— CHALLENGE —
From the data that follows, copy every line holding the string "type".

— Figure data in JSON —
#####
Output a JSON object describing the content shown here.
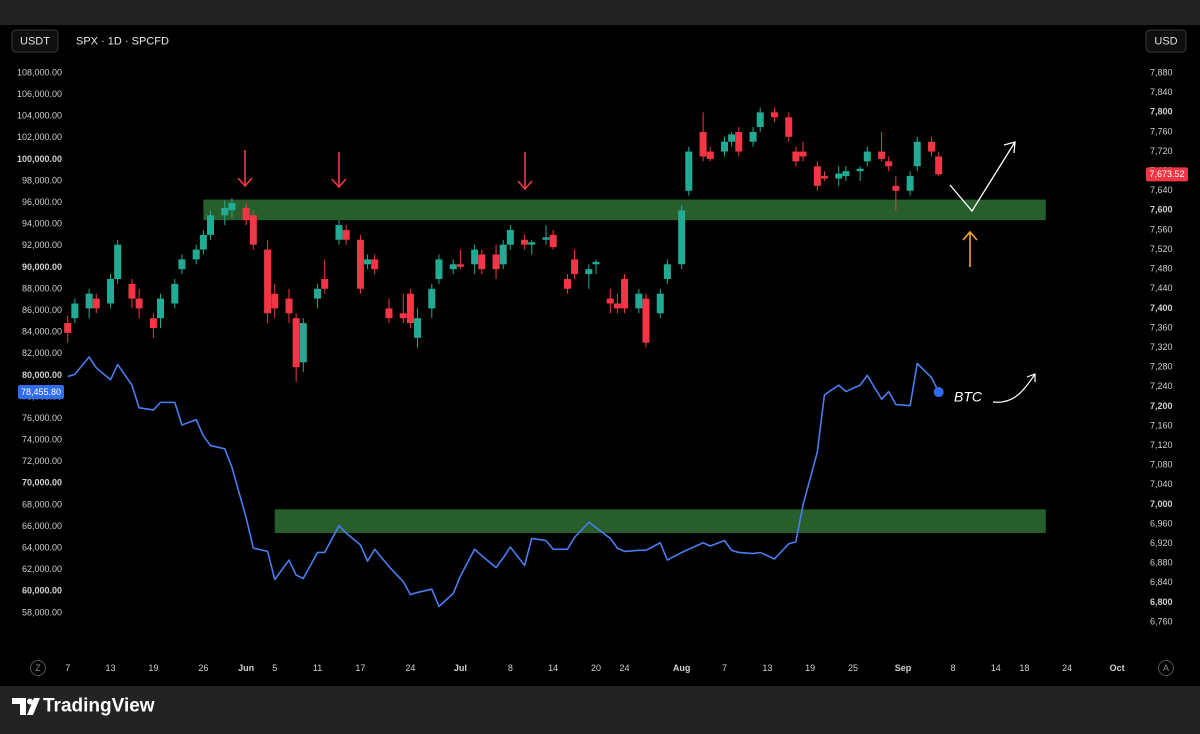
{
  "toolbar": {
    "left": "USDT",
    "right": "USD",
    "zoom": "Z",
    "auto": "A"
  },
  "footer": {
    "brand": "TradingView"
  },
  "chart_data": {
    "type": "combo",
    "title": "SPX · 1D · SPCFD",
    "grid": false,
    "x": [
      7,
      8,
      10,
      11,
      13,
      14,
      16,
      17,
      19,
      20,
      22,
      23,
      25,
      26,
      27,
      29,
      30,
      32,
      33,
      35,
      36,
      38,
      39,
      40,
      42,
      43,
      45,
      46,
      48,
      49,
      50,
      52,
      54,
      55,
      56,
      58,
      59,
      61,
      62,
      64,
      65,
      67,
      68,
      69,
      71,
      72,
      74,
      75,
      77,
      78,
      80,
      81,
      83,
      84,
      85,
      87,
      88,
      90,
      91,
      93,
      94,
      96,
      97,
      99,
      100,
      101,
      103,
      104,
      106,
      108,
      109,
      110,
      112,
      113,
      115,
      116,
      118,
      119,
      121,
      122,
      123,
      125,
      126,
      128,
      129
    ],
    "xlim": [
      6.2,
      157.2
    ],
    "xticks": [
      {
        "value": 7,
        "label": "7"
      },
      {
        "value": 13,
        "label": "13"
      },
      {
        "value": 19,
        "label": "19"
      },
      {
        "value": 26,
        "label": "26"
      },
      {
        "value": 32,
        "label": "Jun"
      },
      {
        "value": 36,
        "label": "5"
      },
      {
        "value": 42,
        "label": "11"
      },
      {
        "value": 48,
        "label": "17"
      },
      {
        "value": 55,
        "label": "24"
      },
      {
        "value": 62,
        "label": "Jul"
      },
      {
        "value": 69,
        "label": "8"
      },
      {
        "value": 75,
        "label": "14"
      },
      {
        "value": 81,
        "label": "20"
      },
      {
        "value": 85,
        "label": "24"
      },
      {
        "value": 93,
        "label": "Aug"
      },
      {
        "value": 99,
        "label": "7"
      },
      {
        "value": 105,
        "label": "13"
      },
      {
        "value": 111,
        "label": "19"
      },
      {
        "value": 117,
        "label": "25"
      },
      {
        "value": 124,
        "label": "Sep"
      },
      {
        "value": 131,
        "label": "8"
      },
      {
        "value": 137,
        "label": "14"
      },
      {
        "value": 141,
        "label": "18"
      },
      {
        "value": 147,
        "label": "24"
      },
      {
        "value": 154,
        "label": "Oct"
      }
    ],
    "ylim": [
      54570,
      109667
    ],
    "yticks": [
      {
        "value": 108000,
        "label": "108,000.00"
      },
      {
        "value": 106000,
        "label": "106,000.00"
      },
      {
        "value": 104000,
        "label": "104,000.00"
      },
      {
        "value": 102000,
        "label": "102,000.00"
      },
      {
        "value": 100000,
        "label": "100,000.00"
      },
      {
        "value": 98000,
        "label": "98,000.00"
      },
      {
        "value": 96000,
        "label": "96,000.00"
      },
      {
        "value": 94000,
        "label": "94,000.00"
      },
      {
        "value": 92000,
        "label": "92,000.00"
      },
      {
        "value": 90000,
        "label": "90,000.00"
      },
      {
        "value": 88000,
        "label": "88,000.00"
      },
      {
        "value": 86000,
        "label": "86,000.00"
      },
      {
        "value": 84000,
        "label": "84,000.00"
      },
      {
        "value": 82000,
        "label": "82,000.00"
      },
      {
        "value": 80000,
        "label": "80,000.00"
      },
      {
        "value": 78000,
        "label": "78,000.00"
      },
      {
        "value": 76000,
        "label": "76,000.00"
      },
      {
        "value": 74000,
        "label": "74,000.00"
      },
      {
        "value": 72000,
        "label": "72,000.00"
      },
      {
        "value": 70000,
        "label": "70,000.00"
      },
      {
        "value": 68000,
        "label": "68,000.00"
      },
      {
        "value": 66000,
        "label": "66,000.00"
      },
      {
        "value": 64000,
        "label": "64,000.00"
      },
      {
        "value": 62000,
        "label": "62,000.00"
      },
      {
        "value": 60000,
        "label": "60,000.00"
      },
      {
        "value": 58000,
        "label": "58,000.00"
      }
    ],
    "y2lim": [
      6703,
      7917
    ],
    "y2ticks": [
      {
        "value": 7880,
        "label": "7,880"
      },
      {
        "value": 7840,
        "label": "7,840"
      },
      {
        "value": 7800,
        "label": "7,800"
      },
      {
        "value": 7760,
        "label": "7,760"
      },
      {
        "value": 7720,
        "label": "7,720"
      },
      {
        "value": 7680,
        "label": "7,680"
      },
      {
        "value": 7640,
        "label": "7,640"
      },
      {
        "value": 7600,
        "label": "7,600"
      },
      {
        "value": 7560,
        "label": "7,560"
      },
      {
        "value": 7520,
        "label": "7,520"
      },
      {
        "value": 7480,
        "label": "7,480"
      },
      {
        "value": 7440,
        "label": "7,440"
      },
      {
        "value": 7400,
        "label": "7,400"
      },
      {
        "value": 7360,
        "label": "7,360"
      },
      {
        "value": 7320,
        "label": "7,320"
      },
      {
        "value": 7280,
        "label": "7,280"
      },
      {
        "value": 7240,
        "label": "7,240"
      },
      {
        "value": 7200,
        "label": "7,200"
      },
      {
        "value": 7160,
        "label": "7,160"
      },
      {
        "value": 7120,
        "label": "7,120"
      },
      {
        "value": 7080,
        "label": "7,080"
      },
      {
        "value": 7040,
        "label": "7,040"
      },
      {
        "value": 7000,
        "label": "7,000"
      },
      {
        "value": 6960,
        "label": "6,960"
      },
      {
        "value": 6920,
        "label": "6,920"
      },
      {
        "value": 6880,
        "label": "6,880"
      },
      {
        "value": 6840,
        "label": "6,840"
      },
      {
        "value": 6800,
        "label": "6,800"
      },
      {
        "value": 6760,
        "label": "6,760"
      }
    ],
    "series": [
      {
        "type": "candlestick",
        "axis": "y2",
        "up_color": "#22ab94",
        "down_color": "#f23645",
        "open": [
          7370,
          7380,
          7400,
          7420,
          7410,
          7460,
          7450,
          7420,
          7380,
          7380,
          7410,
          7480,
          7500,
          7520,
          7550,
          7590,
          7600,
          7605,
          7590,
          7520,
          7430,
          7420,
          7380,
          7290,
          7420,
          7460,
          7540,
          7560,
          7540,
          7490,
          7500,
          7400,
          7390,
          7430,
          7340,
          7400,
          7460,
          7480,
          7490,
          7490,
          7510,
          7510,
          7490,
          7530,
          7540,
          7530,
          7540,
          7550,
          7460,
          7500,
          7470,
          7490,
          7420,
          7410,
          7460,
          7400,
          7420,
          7390,
          7460,
          7490,
          7640,
          7760,
          7720,
          7720,
          7740,
          7760,
          7740,
          7770,
          7800,
          7790,
          7720,
          7720,
          7690,
          7670,
          7665,
          7670,
          7680,
          7700,
          7720,
          7700,
          7650,
          7640,
          7690,
          7740,
          7710
        ],
        "high": [
          7385,
          7420,
          7440,
          7430,
          7470,
          7540,
          7460,
          7440,
          7390,
          7430,
          7460,
          7510,
          7530,
          7560,
          7600,
          7620,
          7625,
          7615,
          7600,
          7540,
          7450,
          7440,
          7390,
          7380,
          7450,
          7500,
          7580,
          7570,
          7550,
          7510,
          7510,
          7420,
          7430,
          7440,
          7400,
          7450,
          7510,
          7500,
          7520,
          7530,
          7520,
          7530,
          7540,
          7570,
          7550,
          7540,
          7570,
          7560,
          7470,
          7520,
          7490,
          7500,
          7440,
          7430,
          7470,
          7440,
          7430,
          7440,
          7500,
          7610,
          7730,
          7800,
          7730,
          7750,
          7760,
          7770,
          7770,
          7810,
          7810,
          7800,
          7730,
          7740,
          7700,
          7680,
          7690,
          7690,
          7690,
          7730,
          7760,
          7710,
          7670,
          7680,
          7750,
          7750,
          7720
        ],
        "low": [
          7330,
          7370,
          7380,
          7390,
          7400,
          7450,
          7400,
          7380,
          7340,
          7360,
          7400,
          7470,
          7490,
          7510,
          7540,
          7570,
          7585,
          7570,
          7520,
          7370,
          7380,
          7370,
          7250,
          7270,
          7400,
          7430,
          7530,
          7530,
          7430,
          7480,
          7470,
          7370,
          7370,
          7360,
          7320,
          7380,
          7450,
          7470,
          7480,
          7470,
          7470,
          7460,
          7480,
          7520,
          7520,
          7510,
          7530,
          7520,
          7430,
          7460,
          7440,
          7470,
          7390,
          7390,
          7390,
          7390,
          7320,
          7380,
          7450,
          7480,
          7630,
          7700,
          7700,
          7710,
          7730,
          7710,
          7730,
          7760,
          7780,
          7740,
          7690,
          7700,
          7640,
          7660,
          7650,
          7660,
          7660,
          7690,
          7700,
          7680,
          7600,
          7630,
          7680,
          7710,
          7670
        ],
        "close": [
          7350,
          7410,
          7430,
          7400,
          7460,
          7530,
          7420,
          7400,
          7360,
          7420,
          7450,
          7500,
          7520,
          7550,
          7590,
          7605,
          7615,
          7580,
          7530,
          7390,
          7400,
          7390,
          7280,
          7370,
          7440,
          7440,
          7570,
          7540,
          7440,
          7500,
          7480,
          7380,
          7380,
          7370,
          7380,
          7440,
          7500,
          7490,
          7485,
          7520,
          7480,
          7480,
          7530,
          7560,
          7530,
          7535,
          7545,
          7525,
          7440,
          7470,
          7480,
          7495,
          7410,
          7400,
          7400,
          7430,
          7330,
          7430,
          7490,
          7600,
          7720,
          7710,
          7705,
          7740,
          7755,
          7720,
          7760,
          7800,
          7790,
          7750,
          7700,
          7710,
          7650,
          7665,
          7675,
          7680,
          7685,
          7720,
          7705,
          7690,
          7640,
          7670,
          7740,
          7720,
          7673.52
        ],
        "value_labels": [
          null,
          null,
          null,
          null,
          null,
          null,
          null,
          null,
          null,
          null,
          null,
          null,
          null,
          null,
          null,
          null,
          null,
          null,
          null,
          null,
          null,
          null,
          null,
          null,
          null,
          null,
          null,
          null,
          null,
          null,
          null,
          null,
          null,
          null,
          null,
          null,
          null,
          null,
          null,
          null,
          null,
          null,
          null,
          null,
          null,
          null,
          null,
          null,
          null,
          null,
          null,
          null,
          null,
          null,
          null,
          null,
          null,
          null,
          null,
          null,
          null,
          null,
          null,
          null,
          null,
          null,
          null,
          null,
          null,
          null,
          null,
          null,
          null,
          null,
          null,
          null,
          null,
          null,
          null,
          null,
          null,
          null,
          null,
          null,
          "7,673.52"
        ]
      },
      {
        "type": "line",
        "name": "BTC",
        "color": "#4a7df0",
        "values": [
          79900,
          80100,
          81700,
          80700,
          79600,
          81000,
          79100,
          77000,
          76800,
          77500,
          77500,
          75400,
          75900,
          74400,
          73500,
          73200,
          71500,
          66800,
          64000,
          63700,
          61100,
          62900,
          61500,
          61200,
          63600,
          63600,
          66100,
          65400,
          64300,
          62800,
          63900,
          62300,
          60900,
          59700,
          59900,
          60200,
          58600,
          59800,
          61400,
          63900,
          63300,
          62200,
          63100,
          64100,
          62400,
          64900,
          64700,
          63900,
          63900,
          65000,
          66400,
          65900,
          64900,
          64000,
          63700,
          63800,
          63800,
          64500,
          62900,
          63600,
          63900,
          64500,
          64200,
          64700,
          63800,
          63600,
          63500,
          63600,
          63000,
          64400,
          64600,
          68000,
          72900,
          78200,
          79100,
          78500,
          79100,
          80000,
          77800,
          78500,
          77300,
          77200,
          81100,
          79800,
          78455.8
        ],
        "value_labels": [
          null,
          null,
          null,
          null,
          null,
          null,
          null,
          null,
          null,
          null,
          null,
          null,
          null,
          null,
          null,
          null,
          null,
          null,
          null,
          null,
          null,
          null,
          null,
          null,
          null,
          null,
          null,
          null,
          null,
          null,
          null,
          null,
          null,
          null,
          null,
          null,
          null,
          null,
          null,
          null,
          null,
          null,
          null,
          null,
          null,
          null,
          null,
          null,
          null,
          null,
          null,
          null,
          null,
          null,
          null,
          null,
          null,
          null,
          null,
          null,
          null,
          null,
          null,
          null,
          null,
          null,
          null,
          null,
          null,
          null,
          null,
          null,
          null,
          null,
          null,
          null,
          null,
          null,
          null,
          null,
          null,
          null,
          null,
          null,
          "78,455.80"
        ]
      }
    ],
    "bands": [
      {
        "axis": "y2",
        "y": [
          7580,
          7622
        ],
        "x": [
          26,
          144
        ],
        "color": "#2f6f34"
      },
      {
        "axis": "y",
        "y": [
          65400,
          67600
        ],
        "x": [
          36,
          144
        ],
        "color": "#2f6f34"
      }
    ]
  }
}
#####
— THE RESULT —
    "type": "combo",
        "type": "candlestick",
        "type": "line",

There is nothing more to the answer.